--- Start DATASET ---

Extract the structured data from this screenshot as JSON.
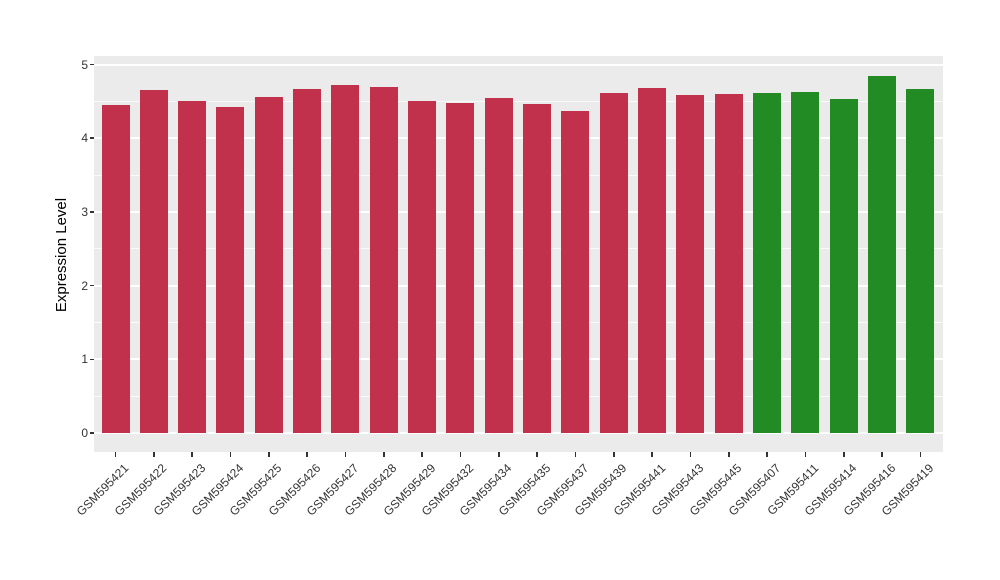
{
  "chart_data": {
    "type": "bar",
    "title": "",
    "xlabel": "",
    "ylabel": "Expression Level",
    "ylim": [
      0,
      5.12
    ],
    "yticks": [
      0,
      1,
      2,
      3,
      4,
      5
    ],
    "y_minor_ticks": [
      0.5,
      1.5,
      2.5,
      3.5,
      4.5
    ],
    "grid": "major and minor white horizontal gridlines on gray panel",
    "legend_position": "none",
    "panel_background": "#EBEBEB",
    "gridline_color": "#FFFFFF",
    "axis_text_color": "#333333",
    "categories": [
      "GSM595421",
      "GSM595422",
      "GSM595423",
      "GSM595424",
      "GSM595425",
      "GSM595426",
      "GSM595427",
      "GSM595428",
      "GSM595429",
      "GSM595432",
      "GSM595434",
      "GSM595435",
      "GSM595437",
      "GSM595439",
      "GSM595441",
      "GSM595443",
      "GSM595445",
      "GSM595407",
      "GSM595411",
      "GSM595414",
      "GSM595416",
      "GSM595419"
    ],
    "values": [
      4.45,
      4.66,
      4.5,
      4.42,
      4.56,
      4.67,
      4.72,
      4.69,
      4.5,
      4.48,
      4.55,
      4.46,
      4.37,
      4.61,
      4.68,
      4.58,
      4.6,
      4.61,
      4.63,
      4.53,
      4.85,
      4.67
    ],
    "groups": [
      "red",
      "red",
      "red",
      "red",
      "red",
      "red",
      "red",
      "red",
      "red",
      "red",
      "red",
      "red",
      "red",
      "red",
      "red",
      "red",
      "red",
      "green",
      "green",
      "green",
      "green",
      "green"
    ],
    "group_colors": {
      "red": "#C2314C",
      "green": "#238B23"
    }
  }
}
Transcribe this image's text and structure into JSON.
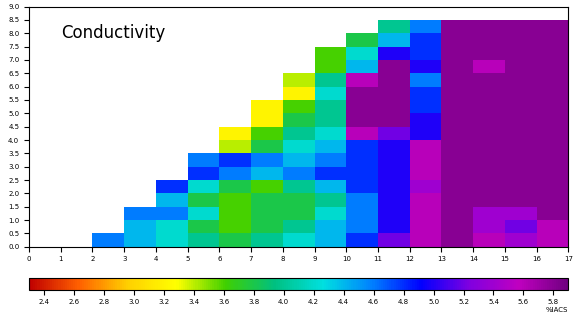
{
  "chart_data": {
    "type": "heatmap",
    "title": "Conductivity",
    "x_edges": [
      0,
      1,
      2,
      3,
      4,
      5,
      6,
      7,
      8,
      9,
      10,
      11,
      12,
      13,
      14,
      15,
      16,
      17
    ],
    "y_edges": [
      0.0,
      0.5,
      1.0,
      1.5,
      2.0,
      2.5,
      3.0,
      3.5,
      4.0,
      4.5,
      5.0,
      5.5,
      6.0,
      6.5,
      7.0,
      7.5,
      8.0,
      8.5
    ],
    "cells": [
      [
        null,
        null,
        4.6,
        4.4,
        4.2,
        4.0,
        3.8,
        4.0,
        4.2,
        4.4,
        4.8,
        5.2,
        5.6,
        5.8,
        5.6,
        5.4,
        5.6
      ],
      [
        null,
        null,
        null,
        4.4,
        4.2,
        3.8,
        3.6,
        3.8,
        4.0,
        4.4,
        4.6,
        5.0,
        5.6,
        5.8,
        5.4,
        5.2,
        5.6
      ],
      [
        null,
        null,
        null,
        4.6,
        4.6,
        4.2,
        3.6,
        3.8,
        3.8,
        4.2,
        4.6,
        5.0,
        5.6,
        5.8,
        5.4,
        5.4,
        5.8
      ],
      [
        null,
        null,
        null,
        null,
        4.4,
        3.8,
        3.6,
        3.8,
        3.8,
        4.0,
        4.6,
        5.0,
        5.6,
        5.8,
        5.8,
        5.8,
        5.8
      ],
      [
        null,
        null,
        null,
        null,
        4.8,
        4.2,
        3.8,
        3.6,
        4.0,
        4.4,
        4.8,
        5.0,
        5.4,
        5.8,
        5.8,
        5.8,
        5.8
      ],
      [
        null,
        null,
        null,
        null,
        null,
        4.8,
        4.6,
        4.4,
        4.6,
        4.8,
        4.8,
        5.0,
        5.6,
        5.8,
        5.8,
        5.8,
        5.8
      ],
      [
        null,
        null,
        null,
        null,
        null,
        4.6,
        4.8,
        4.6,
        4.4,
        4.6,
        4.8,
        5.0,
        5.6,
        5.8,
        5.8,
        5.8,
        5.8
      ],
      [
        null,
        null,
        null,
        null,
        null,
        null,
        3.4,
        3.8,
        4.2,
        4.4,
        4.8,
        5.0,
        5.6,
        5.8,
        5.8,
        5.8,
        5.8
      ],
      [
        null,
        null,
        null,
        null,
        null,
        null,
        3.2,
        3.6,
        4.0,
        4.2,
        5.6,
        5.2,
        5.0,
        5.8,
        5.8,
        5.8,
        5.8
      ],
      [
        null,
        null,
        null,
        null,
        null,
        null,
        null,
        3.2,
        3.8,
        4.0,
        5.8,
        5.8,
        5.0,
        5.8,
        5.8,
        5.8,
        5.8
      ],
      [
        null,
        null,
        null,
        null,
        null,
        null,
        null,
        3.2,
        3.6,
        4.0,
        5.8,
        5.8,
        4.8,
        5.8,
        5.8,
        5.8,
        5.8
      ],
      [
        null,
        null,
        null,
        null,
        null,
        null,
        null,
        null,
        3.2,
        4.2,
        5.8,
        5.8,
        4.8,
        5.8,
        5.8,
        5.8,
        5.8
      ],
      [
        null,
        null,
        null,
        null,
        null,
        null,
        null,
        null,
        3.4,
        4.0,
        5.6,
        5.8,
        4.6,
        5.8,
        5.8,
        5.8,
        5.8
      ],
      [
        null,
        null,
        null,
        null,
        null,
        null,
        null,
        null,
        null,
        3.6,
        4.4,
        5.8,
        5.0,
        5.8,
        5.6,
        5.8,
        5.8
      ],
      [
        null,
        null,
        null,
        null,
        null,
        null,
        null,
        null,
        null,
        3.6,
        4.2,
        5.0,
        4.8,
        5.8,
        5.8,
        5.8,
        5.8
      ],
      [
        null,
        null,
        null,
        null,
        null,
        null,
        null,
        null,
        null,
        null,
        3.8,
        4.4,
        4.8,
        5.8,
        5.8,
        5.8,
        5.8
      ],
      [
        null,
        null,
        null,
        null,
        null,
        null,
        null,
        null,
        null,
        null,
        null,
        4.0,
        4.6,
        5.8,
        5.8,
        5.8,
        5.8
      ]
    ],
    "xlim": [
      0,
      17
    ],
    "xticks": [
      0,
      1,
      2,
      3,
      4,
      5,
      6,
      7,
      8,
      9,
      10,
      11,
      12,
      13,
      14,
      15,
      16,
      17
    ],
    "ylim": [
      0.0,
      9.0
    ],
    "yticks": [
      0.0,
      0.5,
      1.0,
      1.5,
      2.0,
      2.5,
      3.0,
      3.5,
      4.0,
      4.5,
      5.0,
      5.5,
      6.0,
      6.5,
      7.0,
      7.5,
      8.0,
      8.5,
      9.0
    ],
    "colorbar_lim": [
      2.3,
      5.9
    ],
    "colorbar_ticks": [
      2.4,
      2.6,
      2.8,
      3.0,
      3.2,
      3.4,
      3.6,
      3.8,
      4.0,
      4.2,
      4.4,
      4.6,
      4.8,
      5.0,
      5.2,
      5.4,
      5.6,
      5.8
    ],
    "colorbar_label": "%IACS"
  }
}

--- End DATASET ---
--- Start DATASET ---

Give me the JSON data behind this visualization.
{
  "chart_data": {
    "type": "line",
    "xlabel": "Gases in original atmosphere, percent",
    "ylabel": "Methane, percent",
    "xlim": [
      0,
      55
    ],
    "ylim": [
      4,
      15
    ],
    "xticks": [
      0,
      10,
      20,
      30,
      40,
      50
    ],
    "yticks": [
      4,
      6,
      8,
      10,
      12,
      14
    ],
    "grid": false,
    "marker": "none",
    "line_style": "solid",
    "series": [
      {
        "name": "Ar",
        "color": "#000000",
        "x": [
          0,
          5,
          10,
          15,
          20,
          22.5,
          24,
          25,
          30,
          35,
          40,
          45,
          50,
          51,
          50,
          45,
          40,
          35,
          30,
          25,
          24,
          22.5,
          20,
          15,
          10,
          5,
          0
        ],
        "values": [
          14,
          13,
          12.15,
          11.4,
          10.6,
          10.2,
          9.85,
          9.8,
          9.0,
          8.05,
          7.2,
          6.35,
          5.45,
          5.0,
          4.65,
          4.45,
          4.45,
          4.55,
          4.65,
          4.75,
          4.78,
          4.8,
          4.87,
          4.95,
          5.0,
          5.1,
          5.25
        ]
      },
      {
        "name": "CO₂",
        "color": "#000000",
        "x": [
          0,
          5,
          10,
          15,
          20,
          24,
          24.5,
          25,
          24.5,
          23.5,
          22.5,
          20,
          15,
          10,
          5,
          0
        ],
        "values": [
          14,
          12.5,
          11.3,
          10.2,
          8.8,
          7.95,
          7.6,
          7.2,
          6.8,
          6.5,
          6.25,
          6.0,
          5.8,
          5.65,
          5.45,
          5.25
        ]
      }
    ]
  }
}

--- End DATASET ---
--- Start DATASET ---

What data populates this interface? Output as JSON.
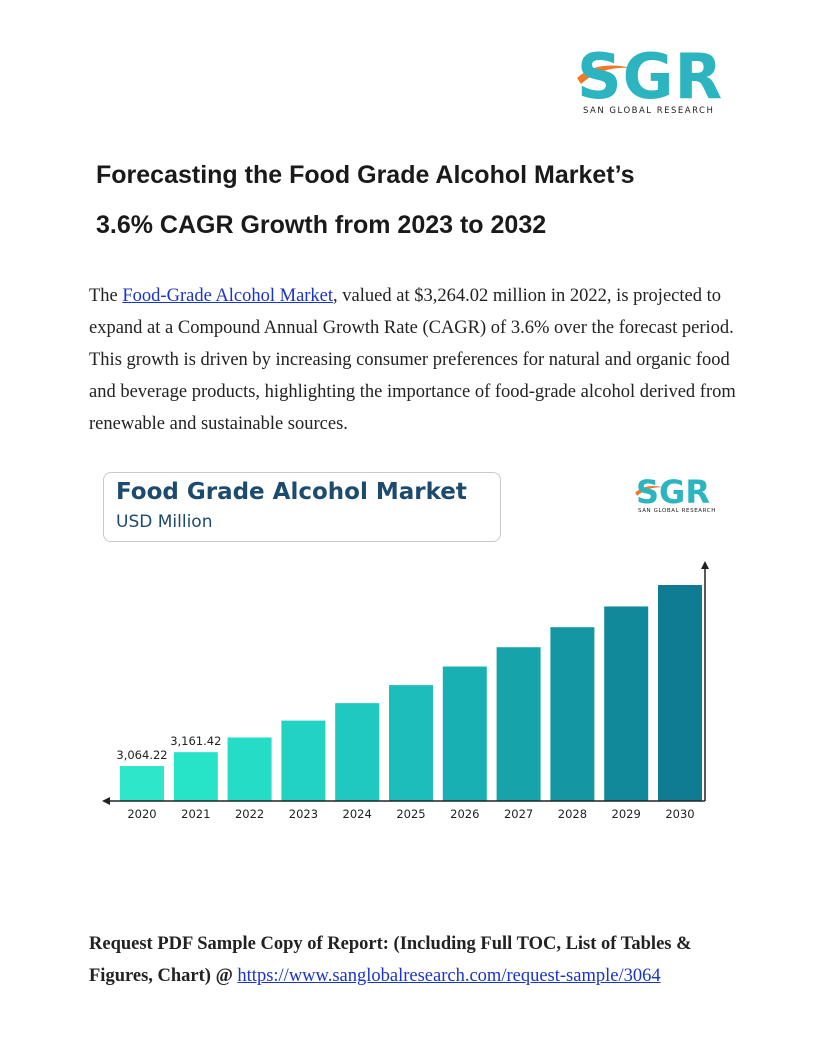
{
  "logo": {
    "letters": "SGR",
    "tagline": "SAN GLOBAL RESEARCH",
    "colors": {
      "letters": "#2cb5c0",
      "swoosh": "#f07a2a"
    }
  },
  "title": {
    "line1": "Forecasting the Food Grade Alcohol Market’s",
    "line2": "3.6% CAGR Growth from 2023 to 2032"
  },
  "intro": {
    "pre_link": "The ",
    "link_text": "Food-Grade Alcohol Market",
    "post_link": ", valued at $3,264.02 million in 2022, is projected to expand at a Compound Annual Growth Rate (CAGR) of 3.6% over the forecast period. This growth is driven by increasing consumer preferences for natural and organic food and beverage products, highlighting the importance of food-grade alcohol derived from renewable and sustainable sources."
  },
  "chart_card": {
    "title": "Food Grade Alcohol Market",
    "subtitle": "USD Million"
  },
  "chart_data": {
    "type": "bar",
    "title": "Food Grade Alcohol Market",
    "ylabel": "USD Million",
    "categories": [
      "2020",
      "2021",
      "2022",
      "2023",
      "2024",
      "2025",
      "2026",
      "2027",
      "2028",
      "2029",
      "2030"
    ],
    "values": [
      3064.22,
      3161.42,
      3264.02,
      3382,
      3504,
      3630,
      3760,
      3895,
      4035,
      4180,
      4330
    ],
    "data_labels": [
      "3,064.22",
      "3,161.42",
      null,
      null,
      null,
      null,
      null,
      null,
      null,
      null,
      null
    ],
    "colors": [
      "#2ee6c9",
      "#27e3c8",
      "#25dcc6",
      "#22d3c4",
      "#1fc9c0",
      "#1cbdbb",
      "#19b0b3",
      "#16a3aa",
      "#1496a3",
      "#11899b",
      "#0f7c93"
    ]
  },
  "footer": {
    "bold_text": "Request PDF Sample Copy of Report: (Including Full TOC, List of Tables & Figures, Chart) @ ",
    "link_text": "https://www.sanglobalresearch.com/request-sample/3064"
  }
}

--- End DATASET ---

→ **REQUIRED WORK**: Of all the lines in the listing above, how many include "ylabel"? Write only the number.

→ **REPLY**: 3